(STATED GOAL):
Beginning with the line in which "Output a JSON" appears, transcribe each line word for word until the records end. Do not include pictures.

○ ○ ○ ○ ○ ○ ○

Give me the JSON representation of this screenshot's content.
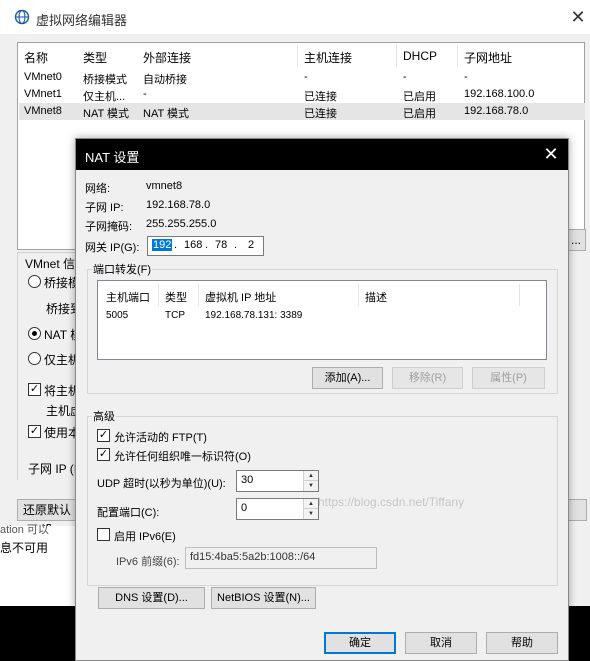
{
  "bg": {
    "title": "虚拟网络编辑器",
    "close": "✕",
    "columns": [
      "名称",
      "类型",
      "外部连接",
      "主机连接",
      "DHCP",
      "子网地址"
    ],
    "rows": [
      [
        "VMnet0",
        "桥接模式",
        "自动桥接",
        "-",
        "-",
        "-"
      ],
      [
        "VMnet1",
        "仅主机...",
        "-",
        "已连接",
        "已启用",
        "192.168.100.0"
      ],
      [
        "VMnet8",
        "NAT 模式",
        "NAT 模式",
        "已连接",
        "已启用",
        "192.168.78.0"
      ]
    ],
    "group_label": "VMnet 信息",
    "radio_bridge": "桥接模",
    "bridge_to": "桥接到",
    "radio_nat": "NAT 模",
    "radio_hostonly": "仅主机",
    "check_host": "将主机",
    "host_line2": "主机虚",
    "check_use": "使用本",
    "subnet_ip": "子网 IP (I",
    "restore_btn": "还原默认设",
    "left_partial": "ation 可以",
    "unavailable": "息不可用",
    "dots_btn": "..."
  },
  "nat": {
    "title": "NAT 设置",
    "close": "✕",
    "network_label": "网络:",
    "network_value": "vmnet8",
    "subnet_ip_label": "子网 IP:",
    "subnet_ip_value": "192.168.78.0",
    "subnet_mask_label": "子网掩码:",
    "subnet_mask_value": "255.255.255.0",
    "gateway_label": "网关 IP(G):",
    "gateway": [
      "192",
      "168",
      "78",
      "2"
    ],
    "port_forward": {
      "title": "端口转发(F)",
      "columns": [
        "主机端口",
        "类型",
        "虚拟机 IP 地址",
        "描述"
      ],
      "rows": [
        [
          "5005",
          "TCP",
          "192.168.78.131: 3389",
          ""
        ]
      ],
      "add": "添加(A)...",
      "remove": "移除(R)",
      "properties": "属性(P)"
    },
    "advanced": {
      "title": "高级",
      "allow_ftp": "允许活动的 FTP(T)",
      "allow_oui": "允许任何组织唯一标识符(O)",
      "udp_label": "UDP 超时(以秒为单位)(U):",
      "udp_value": "30",
      "config_port_label": "配置端口(C):",
      "config_port_value": "0",
      "enable_ipv6": "启用 IPv6(E)",
      "ipv6_prefix_label": "IPv6 前缀(6):",
      "ipv6_prefix_value": "fd15:4ba5:5a2b:1008::/64",
      "ftp_checked": true,
      "oui_checked": true,
      "ipv6_checked": false
    },
    "dns_btn": "DNS 设置(D)...",
    "netbios_btn": "NetBIOS 设置(N)...",
    "ok": "确定",
    "cancel": "取消",
    "help": "帮助"
  },
  "watermark": "https://blog.csdn.net/Tiffany",
  "colors": {
    "accent": "#0078d7",
    "titlebar": "#000000"
  }
}
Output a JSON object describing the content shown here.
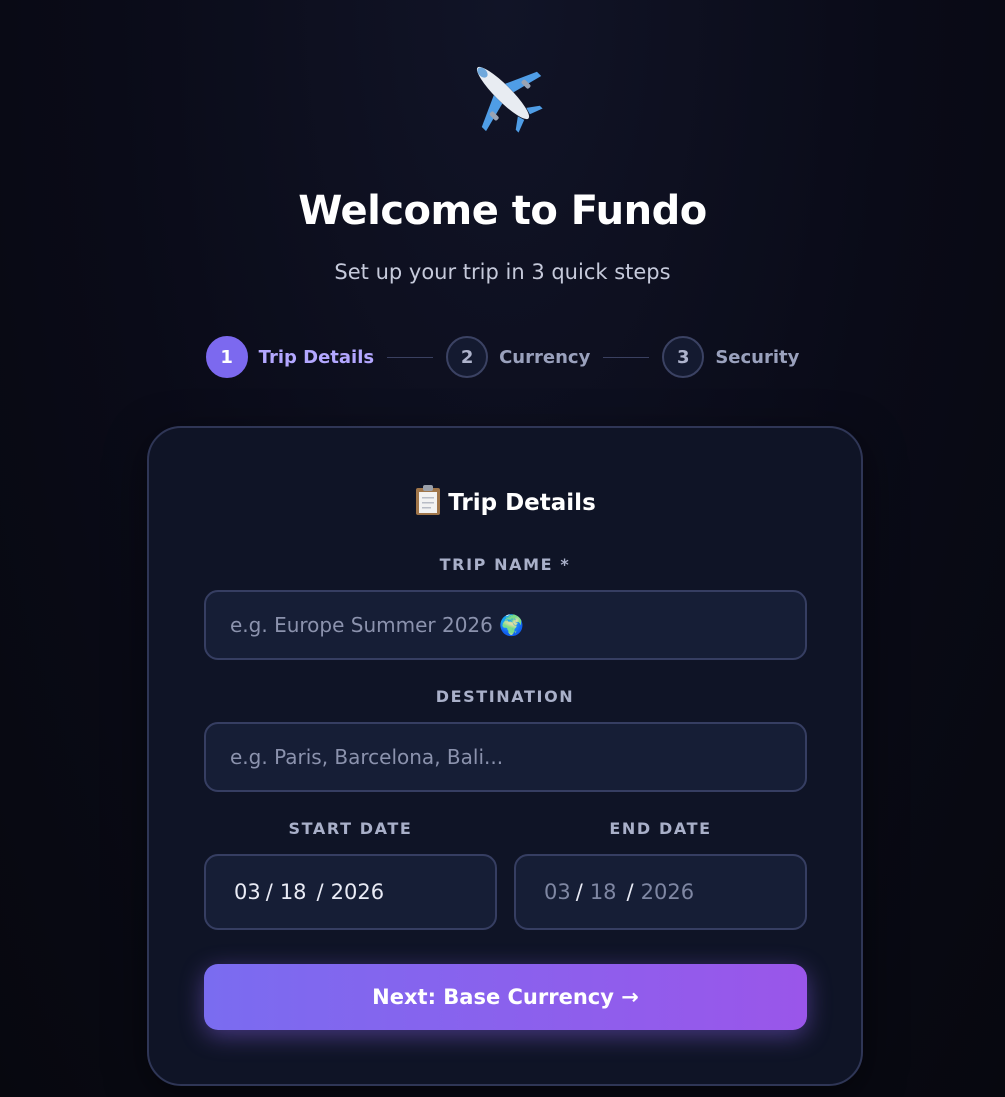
{
  "hero": {
    "icon": "airplane-icon"
  },
  "header": {
    "title": "Welcome to Fundo",
    "subtitle": "Set up your trip in 3 quick steps"
  },
  "stepper": {
    "steps": [
      {
        "number": "1",
        "label": "Trip Details",
        "active": true
      },
      {
        "number": "2",
        "label": "Currency",
        "active": false
      },
      {
        "number": "3",
        "label": "Security",
        "active": false
      }
    ]
  },
  "card": {
    "title": "Trip Details",
    "title_icon": "clipboard-icon",
    "trip_name": {
      "label": "TRIP NAME *",
      "value": "",
      "placeholder": "e.g. Europe Summer 2026 🌍"
    },
    "destination": {
      "label": "DESTINATION",
      "value": "",
      "placeholder": "e.g. Paris, Barcelona, Bali..."
    },
    "start_date": {
      "label": "START DATE",
      "month": "03",
      "day": "18",
      "year": "2026"
    },
    "end_date": {
      "label": "END DATE",
      "month": "03",
      "day": "18",
      "year": "2026"
    },
    "next_button": "Next: Base Currency →"
  },
  "colors": {
    "accent": "#7c69ef",
    "button_gradient_start": "#7a6cf0",
    "button_gradient_end": "#9a56ea",
    "background": "#0a0b18",
    "card": "#0f1426"
  }
}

○ ○ ○ ○ ○ ○ ○

(RIGHT ANSWER):
Output a JSON object describing the content shown here.
{
  "hero": {
    "icon": "airplane-icon"
  },
  "header": {
    "title": "Welcome to Fundo",
    "subtitle": "Set up your trip in 3 quick steps"
  },
  "stepper": {
    "steps": [
      {
        "number": "1",
        "label": "Trip Details",
        "active": true
      },
      {
        "number": "2",
        "label": "Currency",
        "active": false
      },
      {
        "number": "3",
        "label": "Security",
        "active": false
      }
    ]
  },
  "card": {
    "title": "Trip Details",
    "title_icon": "clipboard-icon",
    "trip_name": {
      "label": "TRIP NAME *",
      "value": "",
      "placeholder": "e.g. Europe Summer 2026 🌍"
    },
    "destination": {
      "label": "DESTINATION",
      "value": "",
      "placeholder": "e.g. Paris, Barcelona, Bali..."
    },
    "start_date": {
      "label": "START DATE",
      "month": "03",
      "day": "18",
      "year": "2026"
    },
    "end_date": {
      "label": "END DATE",
      "month": "03",
      "day": "18",
      "year": "2026"
    },
    "next_button": "Next: Base Currency →"
  },
  "colors": {
    "accent": "#7c69ef",
    "button_gradient_start": "#7a6cf0",
    "button_gradient_end": "#9a56ea",
    "background": "#0a0b18",
    "card": "#0f1426"
  }
}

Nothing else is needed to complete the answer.